EXERCISE:
Show all lines from the data that include the word "позиция".

--- begin ---

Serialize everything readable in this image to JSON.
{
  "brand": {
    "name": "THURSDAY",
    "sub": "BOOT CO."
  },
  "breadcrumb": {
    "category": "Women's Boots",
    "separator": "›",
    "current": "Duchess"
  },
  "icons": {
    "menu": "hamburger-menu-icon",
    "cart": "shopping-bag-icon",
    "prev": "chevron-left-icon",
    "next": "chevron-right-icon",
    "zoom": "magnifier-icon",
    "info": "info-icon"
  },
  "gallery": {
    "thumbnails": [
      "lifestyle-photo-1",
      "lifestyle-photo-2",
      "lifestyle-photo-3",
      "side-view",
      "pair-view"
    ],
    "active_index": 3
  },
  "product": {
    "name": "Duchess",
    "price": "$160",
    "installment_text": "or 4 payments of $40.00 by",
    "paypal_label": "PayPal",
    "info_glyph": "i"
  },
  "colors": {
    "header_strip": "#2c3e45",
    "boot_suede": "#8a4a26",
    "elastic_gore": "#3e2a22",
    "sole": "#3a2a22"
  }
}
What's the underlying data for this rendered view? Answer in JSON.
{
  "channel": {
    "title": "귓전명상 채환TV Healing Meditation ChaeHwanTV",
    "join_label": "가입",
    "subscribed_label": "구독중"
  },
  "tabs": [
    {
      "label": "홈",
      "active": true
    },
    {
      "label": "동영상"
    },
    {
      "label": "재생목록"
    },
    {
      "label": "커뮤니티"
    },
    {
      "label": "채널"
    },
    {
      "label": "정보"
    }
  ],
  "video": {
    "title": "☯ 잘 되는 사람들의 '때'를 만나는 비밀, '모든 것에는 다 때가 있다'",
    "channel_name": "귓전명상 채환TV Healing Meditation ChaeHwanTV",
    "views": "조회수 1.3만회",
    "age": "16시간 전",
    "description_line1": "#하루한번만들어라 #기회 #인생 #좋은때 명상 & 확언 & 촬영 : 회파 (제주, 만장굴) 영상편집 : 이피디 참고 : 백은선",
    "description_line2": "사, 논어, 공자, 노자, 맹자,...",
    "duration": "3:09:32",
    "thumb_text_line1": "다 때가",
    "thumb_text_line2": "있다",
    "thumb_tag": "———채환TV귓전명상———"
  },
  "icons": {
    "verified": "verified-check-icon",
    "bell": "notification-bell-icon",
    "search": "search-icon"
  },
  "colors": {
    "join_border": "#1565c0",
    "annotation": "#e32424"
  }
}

--- end ---
--- begin ---

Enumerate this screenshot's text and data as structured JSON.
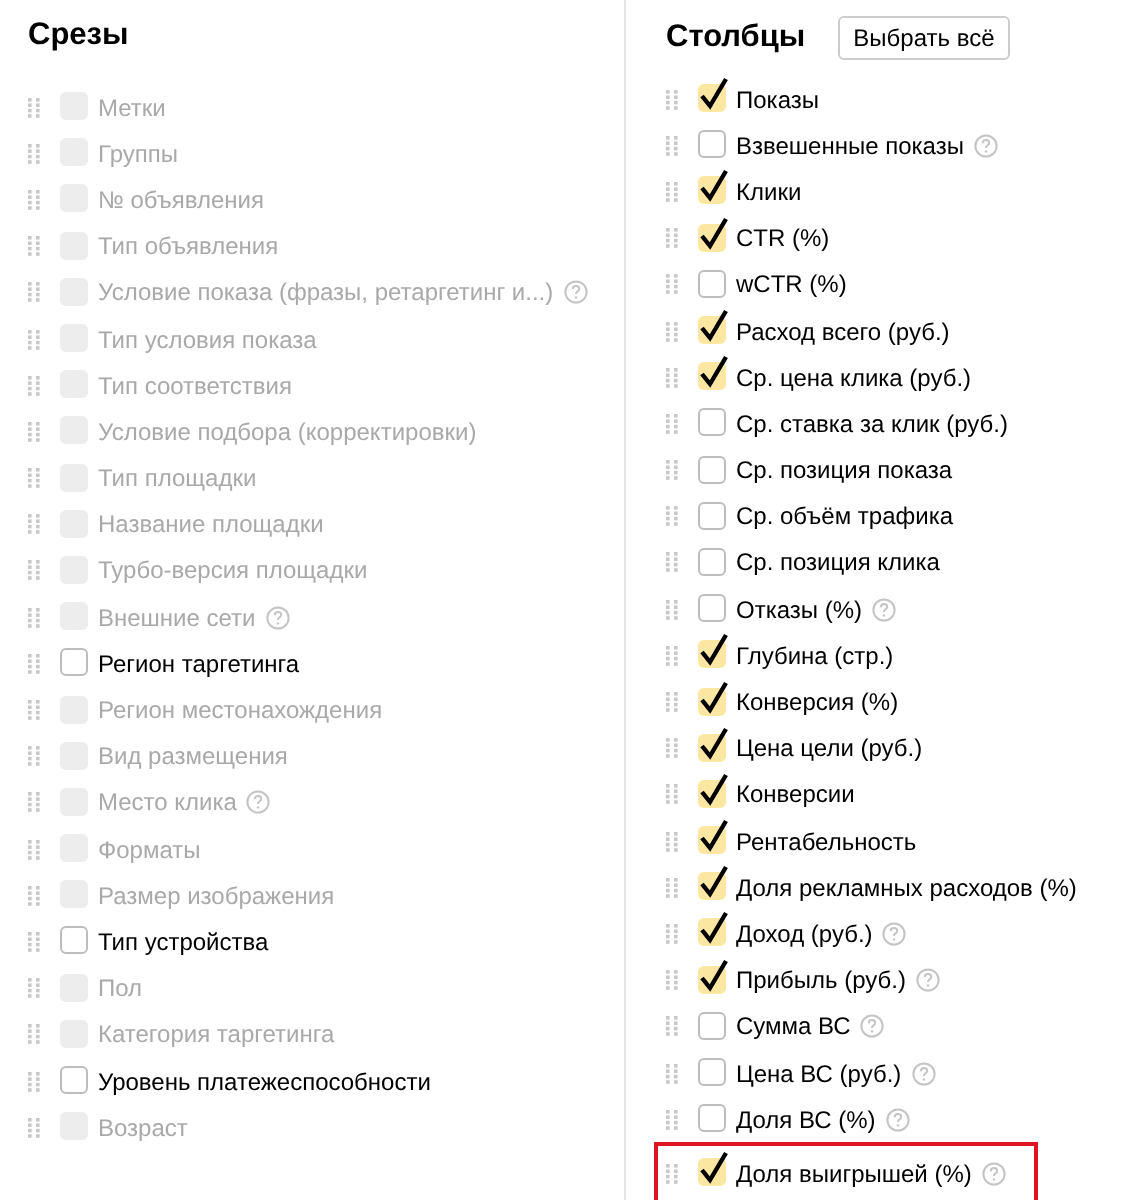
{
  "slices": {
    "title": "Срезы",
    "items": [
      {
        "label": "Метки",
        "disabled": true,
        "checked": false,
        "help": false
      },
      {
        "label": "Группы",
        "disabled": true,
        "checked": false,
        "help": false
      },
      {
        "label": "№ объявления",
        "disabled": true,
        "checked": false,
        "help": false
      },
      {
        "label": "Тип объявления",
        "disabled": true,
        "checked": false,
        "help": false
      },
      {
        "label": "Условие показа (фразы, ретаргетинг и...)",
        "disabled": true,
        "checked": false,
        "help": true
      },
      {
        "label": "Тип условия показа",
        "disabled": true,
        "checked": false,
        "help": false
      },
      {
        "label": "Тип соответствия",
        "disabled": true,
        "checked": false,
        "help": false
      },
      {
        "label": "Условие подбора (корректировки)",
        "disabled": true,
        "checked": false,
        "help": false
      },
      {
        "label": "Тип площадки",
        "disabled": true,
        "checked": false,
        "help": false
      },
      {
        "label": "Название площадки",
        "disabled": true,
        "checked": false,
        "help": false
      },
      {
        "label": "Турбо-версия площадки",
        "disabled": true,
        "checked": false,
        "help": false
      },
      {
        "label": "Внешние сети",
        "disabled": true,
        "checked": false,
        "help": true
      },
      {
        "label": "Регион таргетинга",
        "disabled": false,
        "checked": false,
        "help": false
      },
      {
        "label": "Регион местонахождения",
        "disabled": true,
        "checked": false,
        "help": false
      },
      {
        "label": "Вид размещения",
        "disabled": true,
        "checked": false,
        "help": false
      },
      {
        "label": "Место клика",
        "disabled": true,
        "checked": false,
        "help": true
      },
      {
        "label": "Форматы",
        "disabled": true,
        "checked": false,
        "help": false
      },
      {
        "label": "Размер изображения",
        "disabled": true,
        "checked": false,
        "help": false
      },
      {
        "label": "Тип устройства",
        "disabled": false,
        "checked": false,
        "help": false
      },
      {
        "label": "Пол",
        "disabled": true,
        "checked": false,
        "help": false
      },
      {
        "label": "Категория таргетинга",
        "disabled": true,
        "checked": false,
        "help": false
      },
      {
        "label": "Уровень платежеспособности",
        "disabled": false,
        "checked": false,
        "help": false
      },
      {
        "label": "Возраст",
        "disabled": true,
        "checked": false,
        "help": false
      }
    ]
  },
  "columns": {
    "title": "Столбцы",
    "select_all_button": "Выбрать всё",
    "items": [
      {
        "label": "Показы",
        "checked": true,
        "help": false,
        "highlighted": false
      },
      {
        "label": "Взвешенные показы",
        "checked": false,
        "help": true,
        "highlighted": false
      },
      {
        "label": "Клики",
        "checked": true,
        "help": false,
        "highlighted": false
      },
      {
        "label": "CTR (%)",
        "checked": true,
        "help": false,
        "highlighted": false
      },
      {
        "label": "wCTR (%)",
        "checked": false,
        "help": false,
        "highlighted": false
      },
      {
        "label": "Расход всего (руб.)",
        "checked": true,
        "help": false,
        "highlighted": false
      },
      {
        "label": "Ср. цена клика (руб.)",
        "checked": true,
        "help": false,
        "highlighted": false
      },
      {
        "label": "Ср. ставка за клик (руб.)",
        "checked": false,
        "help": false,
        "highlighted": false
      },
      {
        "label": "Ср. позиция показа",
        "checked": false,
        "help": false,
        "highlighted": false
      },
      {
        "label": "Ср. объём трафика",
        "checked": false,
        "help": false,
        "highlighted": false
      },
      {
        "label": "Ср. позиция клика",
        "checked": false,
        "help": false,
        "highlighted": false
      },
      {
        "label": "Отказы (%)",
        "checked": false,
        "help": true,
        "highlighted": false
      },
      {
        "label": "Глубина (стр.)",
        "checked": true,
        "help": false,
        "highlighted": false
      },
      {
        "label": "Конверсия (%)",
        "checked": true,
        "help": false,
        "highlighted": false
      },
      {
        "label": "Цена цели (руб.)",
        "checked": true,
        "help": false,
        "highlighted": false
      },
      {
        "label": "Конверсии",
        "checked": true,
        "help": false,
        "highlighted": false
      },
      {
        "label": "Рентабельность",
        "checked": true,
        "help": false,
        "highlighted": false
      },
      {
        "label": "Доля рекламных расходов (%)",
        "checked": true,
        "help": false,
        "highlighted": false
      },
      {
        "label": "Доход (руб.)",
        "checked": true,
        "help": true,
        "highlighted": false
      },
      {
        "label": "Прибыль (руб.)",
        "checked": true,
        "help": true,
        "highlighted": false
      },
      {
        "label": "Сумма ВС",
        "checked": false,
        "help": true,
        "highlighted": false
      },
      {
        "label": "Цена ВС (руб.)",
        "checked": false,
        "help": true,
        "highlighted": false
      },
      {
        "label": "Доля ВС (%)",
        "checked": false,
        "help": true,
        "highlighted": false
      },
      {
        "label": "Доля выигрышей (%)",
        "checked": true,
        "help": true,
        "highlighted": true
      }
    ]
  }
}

--- end ---

CORRECT RESPONSE:
        "label": "Ср. позиция показа",
        "label": "Ср. позиция клика",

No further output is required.